▶ _TO DO_
Taking the line with "Extract all readable text from this page." as the first and the last line of the listing as the final one, please copy exactly those lines and no others, without pictures.

▶ _DATA FOR THE TASK_

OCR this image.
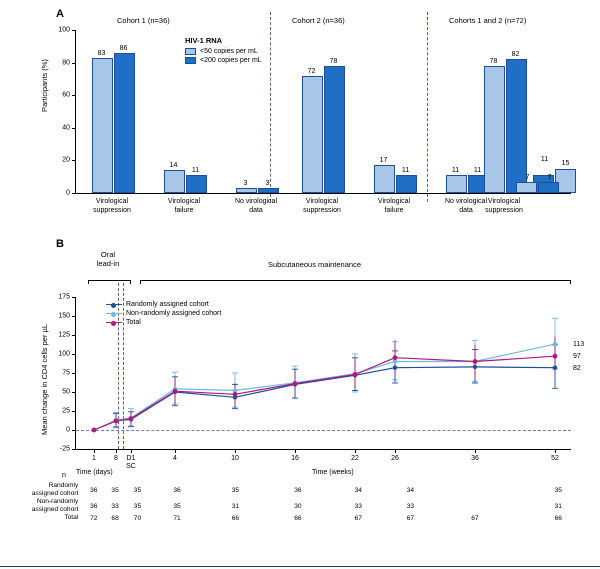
A
Cohort 1 (n=36)	Cohort 2 (n=36)	Cohorts 1 and 2 (n=72)
Participants (%)
0
20
40
60
80
100
83
86
14
11
3	3
72
78
17
11	11	11
78
82
15
11
7	7
Virological
suppression
Virological
failure
No virological
data
Virological
suppression
Virological
failure
No virological
data
Virological
suppression
HIV-1 RNA
<50 copies per mL
<200 copies per mL
B
Oral
lead-in	Subcutaneous maintenance
Mean change in CD4 cells per µL
-25
0
25
50
75
100
125
150
175
1	8 D1
SC
4	10	16	22	26	36	52
Randomly assigned cohort
Non-randomly assigned cohort
Total
113
97
82
Time (days)	Time (weeks)
n
Randomly
assigned cohort	36	35	35	36	35	36	34	34		35
Non-randomly
assigned cohort	36	33	35	35	31	30	33	33		31
Total	72	68	70	71	66	66	67	67	67	66
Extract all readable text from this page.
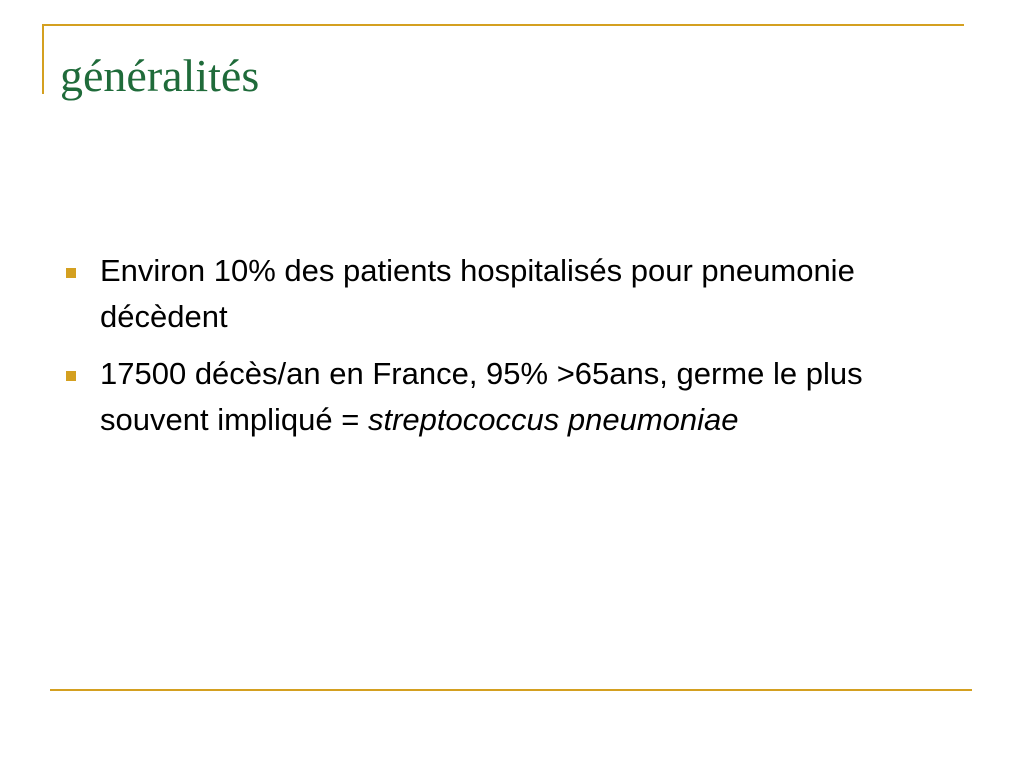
généralités
Environ 10% des patients hospitalisés pour pneumonie décèdent
17500 décès/an en France, 95% >65ans, germe le plus souvent impliqué = streptococcus pneumoniae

▶ _TASK RESULT_
Extract all readable text from this page.
généralités
Environ 10% des patients hospitalisés pour pneumonie décèdent
17500 décès/an en France, 95% >65ans, germe le plus souvent impliqué = streptococcus pneumoniae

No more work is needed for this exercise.